Aim of the task | In this exercise, reproduce all the entries that follow exactly.

Data records |
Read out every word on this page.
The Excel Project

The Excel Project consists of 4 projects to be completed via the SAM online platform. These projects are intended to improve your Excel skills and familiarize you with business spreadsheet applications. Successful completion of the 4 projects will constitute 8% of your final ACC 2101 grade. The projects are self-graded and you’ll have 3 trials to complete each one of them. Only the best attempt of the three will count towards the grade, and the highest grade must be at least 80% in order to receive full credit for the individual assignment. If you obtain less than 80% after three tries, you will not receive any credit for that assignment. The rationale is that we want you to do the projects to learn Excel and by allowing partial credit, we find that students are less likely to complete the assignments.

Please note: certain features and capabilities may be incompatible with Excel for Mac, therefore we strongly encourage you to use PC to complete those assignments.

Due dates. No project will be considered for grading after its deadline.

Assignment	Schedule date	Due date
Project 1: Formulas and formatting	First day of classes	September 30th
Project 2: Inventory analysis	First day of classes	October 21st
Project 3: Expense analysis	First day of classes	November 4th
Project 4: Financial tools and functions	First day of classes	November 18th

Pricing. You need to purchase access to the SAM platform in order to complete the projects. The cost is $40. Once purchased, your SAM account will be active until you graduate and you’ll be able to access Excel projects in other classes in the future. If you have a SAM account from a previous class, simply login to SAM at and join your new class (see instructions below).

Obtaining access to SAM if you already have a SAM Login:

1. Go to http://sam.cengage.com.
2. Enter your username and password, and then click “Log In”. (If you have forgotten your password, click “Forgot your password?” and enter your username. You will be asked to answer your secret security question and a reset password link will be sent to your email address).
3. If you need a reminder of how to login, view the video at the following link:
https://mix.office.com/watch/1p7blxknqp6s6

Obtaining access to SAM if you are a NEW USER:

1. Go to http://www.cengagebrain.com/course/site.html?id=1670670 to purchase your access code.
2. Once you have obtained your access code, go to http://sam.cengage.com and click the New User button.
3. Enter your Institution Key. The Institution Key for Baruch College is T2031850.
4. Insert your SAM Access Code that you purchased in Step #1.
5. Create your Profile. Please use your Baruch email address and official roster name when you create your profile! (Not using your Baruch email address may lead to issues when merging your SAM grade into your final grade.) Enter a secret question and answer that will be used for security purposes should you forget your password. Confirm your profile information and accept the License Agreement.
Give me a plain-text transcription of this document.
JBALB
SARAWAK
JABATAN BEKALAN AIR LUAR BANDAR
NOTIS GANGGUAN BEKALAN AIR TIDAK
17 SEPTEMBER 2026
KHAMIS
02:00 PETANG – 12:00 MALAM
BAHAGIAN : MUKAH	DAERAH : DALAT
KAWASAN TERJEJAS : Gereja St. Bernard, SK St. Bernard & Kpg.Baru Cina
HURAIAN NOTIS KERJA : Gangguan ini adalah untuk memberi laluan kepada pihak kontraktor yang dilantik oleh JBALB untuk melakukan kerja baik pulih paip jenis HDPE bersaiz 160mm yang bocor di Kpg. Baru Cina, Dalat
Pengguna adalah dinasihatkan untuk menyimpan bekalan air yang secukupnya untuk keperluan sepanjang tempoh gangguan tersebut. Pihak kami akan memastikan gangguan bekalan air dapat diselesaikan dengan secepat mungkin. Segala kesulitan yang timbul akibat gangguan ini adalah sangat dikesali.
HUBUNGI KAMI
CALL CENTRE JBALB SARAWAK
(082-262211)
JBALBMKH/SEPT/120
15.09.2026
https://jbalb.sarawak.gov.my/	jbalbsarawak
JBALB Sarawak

Response to this task |
Read out every word on this page.
The Excel Project

The Excel Project consists of 4 projects to be completed via the SAM online platform. These projects are intended to improve your Excel skills and familiarize you with business spreadsheet applications. Successful completion of the 4 projects will constitute 8% of your final ACC 2101 grade. The projects are self-graded and you’ll have 3 trials to complete each one of them. Only the best attempt of the three will count towards the grade, and the highest grade must be at least 80% in order to receive full credit for the individual assignment. If you obtain less than 80% after three tries, you will not receive any credit for that assignment. The rationale is that we want you to do the projects to learn Excel and by allowing partial credit, we find that students are less likely to complete the assignments.

Please note: certain features and capabilities may be incompatible with Excel for Mac, therefore we strongly encourage you to use PC to complete those assignments.

Due dates. No project will be considered for grading after its deadline.

Assignment	Schedule date	Due date
Project 1: Formulas and formatting	First day of classes	September 30th
Project 2: Inventory analysis	First day of classes	October 21st
Project 3: Expense analysis	First day of classes	November 4th
Project 4: Financial tools and functions	First day of classes	November 18th

Pricing. You need to purchase access to the SAM platform in order to complete the projects. The cost is $40. Once purchased, your SAM account will be active until you graduate and you’ll be able to access Excel projects in other classes in the future. If you have a SAM account from a previous class, simply login to SAM at and join your new class (see instructions below).

Obtaining access to SAM if you already have a SAM Login:

1. Go to http://sam.cengage.com.
2. Enter your username and password, and then click “Log In”. (If you have forgotten your password, click “Forgot your password?” and enter your username. You will be asked to answer your secret security question and a reset password link will be sent to your email address).
3. If you need a reminder of how to login, view the video at the following link:
https://mix.office.com/watch/1p7blxknqp6s6

Obtaining access to SAM if you are a NEW USER:

1. Go to http://www.cengagebrain.com/course/site.html?id=1670670 to purchase your access code.
2. Once you have obtained your access code, go to http://sam.cengage.com and click the New User button.
3. Enter your Institution Key. The Institution Key for Baruch College is T2031850.
4. Insert your SAM Access Code that you purchased in Step #1.
5. Create your Profile. Please use your Baruch email address and official roster name when you create your profile! (Not using your Baruch email address may lead to issues when merging your SAM grade into your final grade.) Enter a secret question and answer that will be used for security purposes should you forget your password. Confirm your profile information and accept the License Agreement.
Give me a plain-text transcription of this document.
JBALB
SARAWAK
JABATAN BEKALAN AIR LUAR BANDAR
NOTIS GANGGUAN BEKALAN AIR TIDAK
17 SEPTEMBER 2026
KHAMIS
02:00 PETANG – 12:00 MALAM
BAHAGIAN : MUKAH	DAERAH : DALAT
KAWASAN TERJEJAS : Gereja St. Bernard, SK St. Bernard & Kpg.Baru Cina
HURAIAN NOTIS KERJA : Gangguan ini adalah untuk memberi laluan kepada pihak kontraktor yang dilantik oleh JBALB untuk melakukan kerja baik pulih paip jenis HDPE bersaiz 160mm yang bocor di Kpg. Baru Cina, Dalat
Pengguna adalah dinasihatkan untuk menyimpan bekalan air yang secukupnya untuk keperluan sepanjang tempoh gangguan tersebut. Pihak kami akan memastikan gangguan bekalan air dapat diselesaikan dengan secepat mungkin. Segala kesulitan yang timbul akibat gangguan ini adalah sangat dikesali.
HUBUNGI KAMI
CALL CENTRE JBALB SARAWAK
(082-262211)
JBALBMKH/SEPT/120
15.09.2026
https://jbalb.sarawak.gov.my/	jbalbsarawak
JBALB Sarawak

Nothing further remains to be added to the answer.